Scan the listing below and copy every line holding "ores".

Figure dataset records
==========
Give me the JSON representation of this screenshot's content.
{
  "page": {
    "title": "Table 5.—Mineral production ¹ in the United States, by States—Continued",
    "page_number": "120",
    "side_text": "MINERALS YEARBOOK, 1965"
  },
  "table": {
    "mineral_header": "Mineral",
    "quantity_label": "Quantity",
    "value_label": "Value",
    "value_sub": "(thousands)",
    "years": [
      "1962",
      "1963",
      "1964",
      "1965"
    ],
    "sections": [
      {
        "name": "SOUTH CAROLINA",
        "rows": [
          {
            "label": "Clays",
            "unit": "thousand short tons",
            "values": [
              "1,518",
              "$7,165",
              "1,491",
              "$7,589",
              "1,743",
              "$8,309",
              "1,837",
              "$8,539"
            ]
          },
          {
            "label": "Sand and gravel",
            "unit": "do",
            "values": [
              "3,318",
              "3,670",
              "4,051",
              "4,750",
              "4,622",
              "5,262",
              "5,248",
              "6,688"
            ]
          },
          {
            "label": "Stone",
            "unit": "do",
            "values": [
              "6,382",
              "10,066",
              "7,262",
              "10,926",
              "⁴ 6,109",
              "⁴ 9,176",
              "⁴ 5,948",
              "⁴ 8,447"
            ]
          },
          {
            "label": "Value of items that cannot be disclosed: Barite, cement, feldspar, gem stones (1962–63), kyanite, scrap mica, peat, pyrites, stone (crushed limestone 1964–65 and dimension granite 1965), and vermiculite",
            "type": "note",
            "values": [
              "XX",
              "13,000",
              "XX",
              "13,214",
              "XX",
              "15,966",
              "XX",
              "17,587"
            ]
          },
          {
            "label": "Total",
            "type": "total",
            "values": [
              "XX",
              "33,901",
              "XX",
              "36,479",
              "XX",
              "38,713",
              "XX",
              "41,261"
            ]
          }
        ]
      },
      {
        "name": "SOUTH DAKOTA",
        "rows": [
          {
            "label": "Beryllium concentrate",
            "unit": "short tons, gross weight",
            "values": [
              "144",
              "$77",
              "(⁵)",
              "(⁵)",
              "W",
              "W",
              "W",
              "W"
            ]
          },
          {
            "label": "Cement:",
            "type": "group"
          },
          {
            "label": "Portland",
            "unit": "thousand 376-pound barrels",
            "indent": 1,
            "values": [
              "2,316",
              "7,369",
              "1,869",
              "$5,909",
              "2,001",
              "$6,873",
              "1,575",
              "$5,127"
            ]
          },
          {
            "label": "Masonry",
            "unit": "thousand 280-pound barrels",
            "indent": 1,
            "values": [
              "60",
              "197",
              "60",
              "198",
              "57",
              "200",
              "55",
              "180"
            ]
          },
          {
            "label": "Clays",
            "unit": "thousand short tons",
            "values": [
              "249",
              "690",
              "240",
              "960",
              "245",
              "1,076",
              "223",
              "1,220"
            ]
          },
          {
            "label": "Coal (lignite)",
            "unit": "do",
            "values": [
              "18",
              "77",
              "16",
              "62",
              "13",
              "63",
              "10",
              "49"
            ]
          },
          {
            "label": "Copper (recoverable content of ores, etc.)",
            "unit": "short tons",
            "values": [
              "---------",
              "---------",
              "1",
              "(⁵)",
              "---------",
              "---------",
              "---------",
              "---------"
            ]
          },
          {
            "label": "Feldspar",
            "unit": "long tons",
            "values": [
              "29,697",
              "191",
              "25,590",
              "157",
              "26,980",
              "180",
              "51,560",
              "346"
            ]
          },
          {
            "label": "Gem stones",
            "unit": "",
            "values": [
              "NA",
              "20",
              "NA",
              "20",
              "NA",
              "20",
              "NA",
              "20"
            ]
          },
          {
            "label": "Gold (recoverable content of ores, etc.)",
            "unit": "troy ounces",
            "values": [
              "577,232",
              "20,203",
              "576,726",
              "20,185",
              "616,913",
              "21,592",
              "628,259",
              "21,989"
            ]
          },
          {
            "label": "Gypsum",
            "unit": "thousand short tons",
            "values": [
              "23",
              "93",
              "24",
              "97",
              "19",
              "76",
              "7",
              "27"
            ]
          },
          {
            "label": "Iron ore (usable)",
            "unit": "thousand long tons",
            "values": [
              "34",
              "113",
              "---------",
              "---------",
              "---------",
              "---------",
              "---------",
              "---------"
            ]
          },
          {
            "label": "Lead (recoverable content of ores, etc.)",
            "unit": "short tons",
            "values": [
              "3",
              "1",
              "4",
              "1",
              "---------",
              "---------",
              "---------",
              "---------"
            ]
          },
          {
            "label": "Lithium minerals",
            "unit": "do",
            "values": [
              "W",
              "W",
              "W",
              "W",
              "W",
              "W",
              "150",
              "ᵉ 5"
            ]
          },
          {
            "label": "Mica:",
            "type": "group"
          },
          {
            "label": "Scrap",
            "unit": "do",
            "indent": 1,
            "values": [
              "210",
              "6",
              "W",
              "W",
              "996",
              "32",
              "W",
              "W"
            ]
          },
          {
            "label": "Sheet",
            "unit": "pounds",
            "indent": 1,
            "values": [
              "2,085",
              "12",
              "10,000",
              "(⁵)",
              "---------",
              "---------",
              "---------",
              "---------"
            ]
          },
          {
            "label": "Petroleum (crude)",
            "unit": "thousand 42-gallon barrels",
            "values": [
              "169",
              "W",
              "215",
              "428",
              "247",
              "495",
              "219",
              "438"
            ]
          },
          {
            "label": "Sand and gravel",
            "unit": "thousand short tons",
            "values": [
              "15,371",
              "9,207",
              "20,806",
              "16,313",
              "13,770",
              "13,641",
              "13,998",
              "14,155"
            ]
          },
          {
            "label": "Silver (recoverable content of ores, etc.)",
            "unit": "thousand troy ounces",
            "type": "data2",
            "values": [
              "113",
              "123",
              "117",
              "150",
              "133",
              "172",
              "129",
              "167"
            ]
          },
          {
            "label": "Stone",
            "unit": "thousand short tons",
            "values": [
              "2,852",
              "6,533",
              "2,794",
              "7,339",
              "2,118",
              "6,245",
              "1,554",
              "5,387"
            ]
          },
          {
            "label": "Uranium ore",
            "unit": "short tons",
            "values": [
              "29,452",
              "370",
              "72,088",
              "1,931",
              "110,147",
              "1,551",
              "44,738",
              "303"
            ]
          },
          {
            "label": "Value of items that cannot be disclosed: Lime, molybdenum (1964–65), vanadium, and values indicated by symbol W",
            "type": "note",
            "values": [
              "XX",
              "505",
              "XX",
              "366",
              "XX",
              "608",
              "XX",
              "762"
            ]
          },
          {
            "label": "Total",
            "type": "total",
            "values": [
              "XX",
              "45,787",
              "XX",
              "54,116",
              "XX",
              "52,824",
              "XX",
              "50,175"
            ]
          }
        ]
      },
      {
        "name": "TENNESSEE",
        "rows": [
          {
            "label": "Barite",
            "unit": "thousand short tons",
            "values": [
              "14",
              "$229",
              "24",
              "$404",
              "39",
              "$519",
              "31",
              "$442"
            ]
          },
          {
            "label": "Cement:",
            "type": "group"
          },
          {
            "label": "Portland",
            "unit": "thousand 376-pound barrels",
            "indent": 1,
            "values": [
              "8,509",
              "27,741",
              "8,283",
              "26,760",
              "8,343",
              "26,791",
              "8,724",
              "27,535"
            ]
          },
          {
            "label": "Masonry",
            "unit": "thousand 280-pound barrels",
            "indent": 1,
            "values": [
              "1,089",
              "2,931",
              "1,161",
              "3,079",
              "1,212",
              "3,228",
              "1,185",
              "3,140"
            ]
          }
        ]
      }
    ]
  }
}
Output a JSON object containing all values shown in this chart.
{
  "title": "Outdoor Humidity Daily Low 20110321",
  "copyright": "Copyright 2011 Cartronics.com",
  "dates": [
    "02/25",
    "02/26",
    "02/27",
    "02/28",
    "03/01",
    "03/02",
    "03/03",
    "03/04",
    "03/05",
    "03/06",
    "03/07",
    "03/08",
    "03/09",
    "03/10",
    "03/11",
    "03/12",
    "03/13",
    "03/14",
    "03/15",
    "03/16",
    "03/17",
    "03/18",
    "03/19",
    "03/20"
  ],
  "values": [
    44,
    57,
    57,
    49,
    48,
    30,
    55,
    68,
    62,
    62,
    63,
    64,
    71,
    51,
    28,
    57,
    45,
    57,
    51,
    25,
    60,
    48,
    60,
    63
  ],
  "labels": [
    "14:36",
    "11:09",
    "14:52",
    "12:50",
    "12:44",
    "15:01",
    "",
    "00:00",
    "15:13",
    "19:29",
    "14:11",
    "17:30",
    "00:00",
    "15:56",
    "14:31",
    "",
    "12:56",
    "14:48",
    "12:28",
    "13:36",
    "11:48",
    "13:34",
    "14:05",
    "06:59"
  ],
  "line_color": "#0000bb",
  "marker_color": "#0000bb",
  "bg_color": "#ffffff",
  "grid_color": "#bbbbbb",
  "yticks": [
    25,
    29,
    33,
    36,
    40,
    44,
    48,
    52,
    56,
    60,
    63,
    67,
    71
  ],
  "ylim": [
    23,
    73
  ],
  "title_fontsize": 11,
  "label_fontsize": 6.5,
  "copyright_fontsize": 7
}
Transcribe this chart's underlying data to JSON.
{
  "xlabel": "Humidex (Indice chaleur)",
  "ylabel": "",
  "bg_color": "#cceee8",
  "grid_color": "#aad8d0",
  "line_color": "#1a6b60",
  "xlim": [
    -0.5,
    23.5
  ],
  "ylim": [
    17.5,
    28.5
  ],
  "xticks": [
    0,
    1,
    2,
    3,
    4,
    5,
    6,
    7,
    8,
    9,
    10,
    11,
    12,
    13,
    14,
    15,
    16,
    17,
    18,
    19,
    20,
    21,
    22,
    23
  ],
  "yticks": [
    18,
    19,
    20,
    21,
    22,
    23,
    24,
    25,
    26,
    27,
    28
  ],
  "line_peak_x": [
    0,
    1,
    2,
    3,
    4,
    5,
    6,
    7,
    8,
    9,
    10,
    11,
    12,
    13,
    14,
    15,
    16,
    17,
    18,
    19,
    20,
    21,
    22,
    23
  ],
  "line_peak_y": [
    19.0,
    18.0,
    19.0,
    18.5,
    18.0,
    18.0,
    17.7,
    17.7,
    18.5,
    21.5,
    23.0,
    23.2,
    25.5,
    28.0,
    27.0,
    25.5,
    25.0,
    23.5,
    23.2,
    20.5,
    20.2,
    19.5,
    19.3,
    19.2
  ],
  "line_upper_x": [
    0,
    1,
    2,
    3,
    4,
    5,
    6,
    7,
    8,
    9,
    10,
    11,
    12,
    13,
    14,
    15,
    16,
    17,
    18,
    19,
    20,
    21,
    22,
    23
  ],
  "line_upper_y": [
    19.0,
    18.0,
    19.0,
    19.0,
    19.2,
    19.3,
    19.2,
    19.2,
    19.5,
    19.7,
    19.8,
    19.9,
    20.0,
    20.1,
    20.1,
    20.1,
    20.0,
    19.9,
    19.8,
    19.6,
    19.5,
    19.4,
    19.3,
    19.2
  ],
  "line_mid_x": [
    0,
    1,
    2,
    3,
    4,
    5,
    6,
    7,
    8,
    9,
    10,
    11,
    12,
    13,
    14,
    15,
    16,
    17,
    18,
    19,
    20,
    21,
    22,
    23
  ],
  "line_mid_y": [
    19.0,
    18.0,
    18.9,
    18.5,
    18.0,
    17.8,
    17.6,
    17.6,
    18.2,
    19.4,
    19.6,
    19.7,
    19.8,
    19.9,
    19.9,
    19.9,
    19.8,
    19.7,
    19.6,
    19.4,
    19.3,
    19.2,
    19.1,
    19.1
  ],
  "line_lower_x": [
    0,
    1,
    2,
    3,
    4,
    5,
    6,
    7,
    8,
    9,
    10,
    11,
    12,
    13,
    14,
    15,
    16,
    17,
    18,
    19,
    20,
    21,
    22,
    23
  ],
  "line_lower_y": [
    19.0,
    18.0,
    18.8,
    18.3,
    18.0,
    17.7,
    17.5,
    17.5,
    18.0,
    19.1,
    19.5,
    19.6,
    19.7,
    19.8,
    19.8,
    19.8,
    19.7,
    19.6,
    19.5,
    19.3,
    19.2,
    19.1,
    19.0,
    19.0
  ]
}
==========
Solution for this problem:
            "label": "Copper (recoverable content of ores, etc.)",
            "label": "Gold (recoverable content of ores, etc.)",
            "label": "Lead (recoverable content of ores, etc.)",
            "label": "Silver (recoverable content of ores, etc.)",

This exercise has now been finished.